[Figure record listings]
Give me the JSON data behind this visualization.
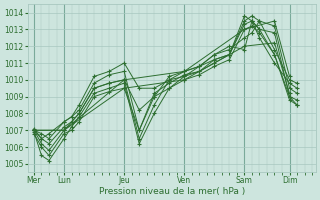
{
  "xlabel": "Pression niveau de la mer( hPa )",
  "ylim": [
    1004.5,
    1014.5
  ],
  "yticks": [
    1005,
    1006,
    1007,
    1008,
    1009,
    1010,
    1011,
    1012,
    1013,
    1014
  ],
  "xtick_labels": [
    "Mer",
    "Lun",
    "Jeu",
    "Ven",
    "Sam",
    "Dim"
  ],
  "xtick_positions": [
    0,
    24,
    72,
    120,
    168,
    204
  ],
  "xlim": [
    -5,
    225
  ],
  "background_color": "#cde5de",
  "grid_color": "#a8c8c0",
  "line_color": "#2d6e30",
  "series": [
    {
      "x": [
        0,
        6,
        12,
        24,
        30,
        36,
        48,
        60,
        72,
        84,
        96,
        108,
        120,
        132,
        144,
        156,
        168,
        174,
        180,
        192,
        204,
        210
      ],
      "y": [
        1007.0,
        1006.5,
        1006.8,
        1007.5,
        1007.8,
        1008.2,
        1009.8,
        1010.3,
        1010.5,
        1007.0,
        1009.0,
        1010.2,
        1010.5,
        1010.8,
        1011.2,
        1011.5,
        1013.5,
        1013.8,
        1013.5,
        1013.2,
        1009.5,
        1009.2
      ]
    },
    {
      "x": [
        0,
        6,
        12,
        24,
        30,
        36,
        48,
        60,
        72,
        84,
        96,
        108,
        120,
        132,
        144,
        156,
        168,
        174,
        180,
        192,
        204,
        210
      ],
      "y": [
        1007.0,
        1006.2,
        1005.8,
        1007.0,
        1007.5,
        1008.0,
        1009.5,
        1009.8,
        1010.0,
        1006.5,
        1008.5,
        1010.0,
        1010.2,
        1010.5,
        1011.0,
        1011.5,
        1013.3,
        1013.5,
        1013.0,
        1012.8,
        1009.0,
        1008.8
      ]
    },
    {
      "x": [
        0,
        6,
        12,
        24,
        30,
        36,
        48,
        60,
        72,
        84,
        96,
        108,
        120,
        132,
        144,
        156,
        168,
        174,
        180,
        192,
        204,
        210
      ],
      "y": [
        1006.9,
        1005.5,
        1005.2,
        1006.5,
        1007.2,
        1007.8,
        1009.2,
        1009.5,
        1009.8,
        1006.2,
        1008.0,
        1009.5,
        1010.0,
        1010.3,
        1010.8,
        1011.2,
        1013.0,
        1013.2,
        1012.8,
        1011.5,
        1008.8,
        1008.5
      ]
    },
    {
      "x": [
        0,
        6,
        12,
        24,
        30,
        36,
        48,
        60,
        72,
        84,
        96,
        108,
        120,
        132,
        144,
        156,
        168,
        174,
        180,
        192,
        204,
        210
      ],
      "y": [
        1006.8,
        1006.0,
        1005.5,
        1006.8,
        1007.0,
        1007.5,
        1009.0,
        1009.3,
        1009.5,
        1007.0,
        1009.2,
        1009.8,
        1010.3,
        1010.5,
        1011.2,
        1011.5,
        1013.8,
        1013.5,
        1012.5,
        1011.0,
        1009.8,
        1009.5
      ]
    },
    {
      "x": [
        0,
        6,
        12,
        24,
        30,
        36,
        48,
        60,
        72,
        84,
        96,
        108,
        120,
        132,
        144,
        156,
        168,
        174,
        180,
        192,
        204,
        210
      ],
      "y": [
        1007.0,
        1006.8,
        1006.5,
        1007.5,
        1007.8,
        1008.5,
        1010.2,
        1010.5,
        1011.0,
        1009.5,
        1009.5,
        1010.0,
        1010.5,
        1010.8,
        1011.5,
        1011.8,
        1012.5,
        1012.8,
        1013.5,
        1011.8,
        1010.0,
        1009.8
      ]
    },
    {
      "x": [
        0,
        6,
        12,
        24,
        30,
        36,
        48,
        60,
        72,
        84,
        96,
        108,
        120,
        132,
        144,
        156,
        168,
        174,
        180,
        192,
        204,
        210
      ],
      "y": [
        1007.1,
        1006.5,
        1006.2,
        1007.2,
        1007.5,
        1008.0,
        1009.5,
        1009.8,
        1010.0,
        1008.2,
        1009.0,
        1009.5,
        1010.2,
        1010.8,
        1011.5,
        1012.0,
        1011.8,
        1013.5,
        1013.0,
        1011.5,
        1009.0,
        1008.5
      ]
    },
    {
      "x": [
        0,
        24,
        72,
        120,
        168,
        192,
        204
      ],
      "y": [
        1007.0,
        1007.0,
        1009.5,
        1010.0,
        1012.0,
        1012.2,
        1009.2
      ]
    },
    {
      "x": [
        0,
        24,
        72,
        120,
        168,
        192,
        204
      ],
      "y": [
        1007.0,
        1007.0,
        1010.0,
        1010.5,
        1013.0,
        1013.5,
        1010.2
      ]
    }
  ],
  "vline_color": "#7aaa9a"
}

> Exercise: Leave the pictures out and print the records above exactly as they stand.

> Response to this task:
Give me the JSON data behind this visualization.
{
  "xlabel": "Pression niveau de la mer( hPa )",
  "ylim": [
    1004.5,
    1014.5
  ],
  "yticks": [
    1005,
    1006,
    1007,
    1008,
    1009,
    1010,
    1011,
    1012,
    1013,
    1014
  ],
  "xtick_labels": [
    "Mer",
    "Lun",
    "Jeu",
    "Ven",
    "Sam",
    "Dim"
  ],
  "xtick_positions": [
    0,
    24,
    72,
    120,
    168,
    204
  ],
  "xlim": [
    -5,
    225
  ],
  "background_color": "#cde5de",
  "grid_color": "#a8c8c0",
  "line_color": "#2d6e30",
  "series": [
    {
      "x": [
        0,
        6,
        12,
        24,
        30,
        36,
        48,
        60,
        72,
        84,
        96,
        108,
        120,
        132,
        144,
        156,
        168,
        174,
        180,
        192,
        204,
        210
      ],
      "y": [
        1007.0,
        1006.5,
        1006.8,
        1007.5,
        1007.8,
        1008.2,
        1009.8,
        1010.3,
        1010.5,
        1007.0,
        1009.0,
        1010.2,
        1010.5,
        1010.8,
        1011.2,
        1011.5,
        1013.5,
        1013.8,
        1013.5,
        1013.2,
        1009.5,
        1009.2
      ]
    },
    {
      "x": [
        0,
        6,
        12,
        24,
        30,
        36,
        48,
        60,
        72,
        84,
        96,
        108,
        120,
        132,
        144,
        156,
        168,
        174,
        180,
        192,
        204,
        210
      ],
      "y": [
        1007.0,
        1006.2,
        1005.8,
        1007.0,
        1007.5,
        1008.0,
        1009.5,
        1009.8,
        1010.0,
        1006.5,
        1008.5,
        1010.0,
        1010.2,
        1010.5,
        1011.0,
        1011.5,
        1013.3,
        1013.5,
        1013.0,
        1012.8,
        1009.0,
        1008.8
      ]
    },
    {
      "x": [
        0,
        6,
        12,
        24,
        30,
        36,
        48,
        60,
        72,
        84,
        96,
        108,
        120,
        132,
        144,
        156,
        168,
        174,
        180,
        192,
        204,
        210
      ],
      "y": [
        1006.9,
        1005.5,
        1005.2,
        1006.5,
        1007.2,
        1007.8,
        1009.2,
        1009.5,
        1009.8,
        1006.2,
        1008.0,
        1009.5,
        1010.0,
        1010.3,
        1010.8,
        1011.2,
        1013.0,
        1013.2,
        1012.8,
        1011.5,
        1008.8,
        1008.5
      ]
    },
    {
      "x": [
        0,
        6,
        12,
        24,
        30,
        36,
        48,
        60,
        72,
        84,
        96,
        108,
        120,
        132,
        144,
        156,
        168,
        174,
        180,
        192,
        204,
        210
      ],
      "y": [
        1006.8,
        1006.0,
        1005.5,
        1006.8,
        1007.0,
        1007.5,
        1009.0,
        1009.3,
        1009.5,
        1007.0,
        1009.2,
        1009.8,
        1010.3,
        1010.5,
        1011.2,
        1011.5,
        1013.8,
        1013.5,
        1012.5,
        1011.0,
        1009.8,
        1009.5
      ]
    },
    {
      "x": [
        0,
        6,
        12,
        24,
        30,
        36,
        48,
        60,
        72,
        84,
        96,
        108,
        120,
        132,
        144,
        156,
        168,
        174,
        180,
        192,
        204,
        210
      ],
      "y": [
        1007.0,
        1006.8,
        1006.5,
        1007.5,
        1007.8,
        1008.5,
        1010.2,
        1010.5,
        1011.0,
        1009.5,
        1009.5,
        1010.0,
        1010.5,
        1010.8,
        1011.5,
        1011.8,
        1012.5,
        1012.8,
        1013.5,
        1011.8,
        1010.0,
        1009.8
      ]
    },
    {
      "x": [
        0,
        6,
        12,
        24,
        30,
        36,
        48,
        60,
        72,
        84,
        96,
        108,
        120,
        132,
        144,
        156,
        168,
        174,
        180,
        192,
        204,
        210
      ],
      "y": [
        1007.1,
        1006.5,
        1006.2,
        1007.2,
        1007.5,
        1008.0,
        1009.5,
        1009.8,
        1010.0,
        1008.2,
        1009.0,
        1009.5,
        1010.2,
        1010.8,
        1011.5,
        1012.0,
        1011.8,
        1013.5,
        1013.0,
        1011.5,
        1009.0,
        1008.5
      ]
    },
    {
      "x": [
        0,
        24,
        72,
        120,
        168,
        192,
        204
      ],
      "y": [
        1007.0,
        1007.0,
        1009.5,
        1010.0,
        1012.0,
        1012.2,
        1009.2
      ]
    },
    {
      "x": [
        0,
        24,
        72,
        120,
        168,
        192,
        204
      ],
      "y": [
        1007.0,
        1007.0,
        1010.0,
        1010.5,
        1013.0,
        1013.5,
        1010.2
      ]
    }
  ],
  "vline_color": "#7aaa9a"
}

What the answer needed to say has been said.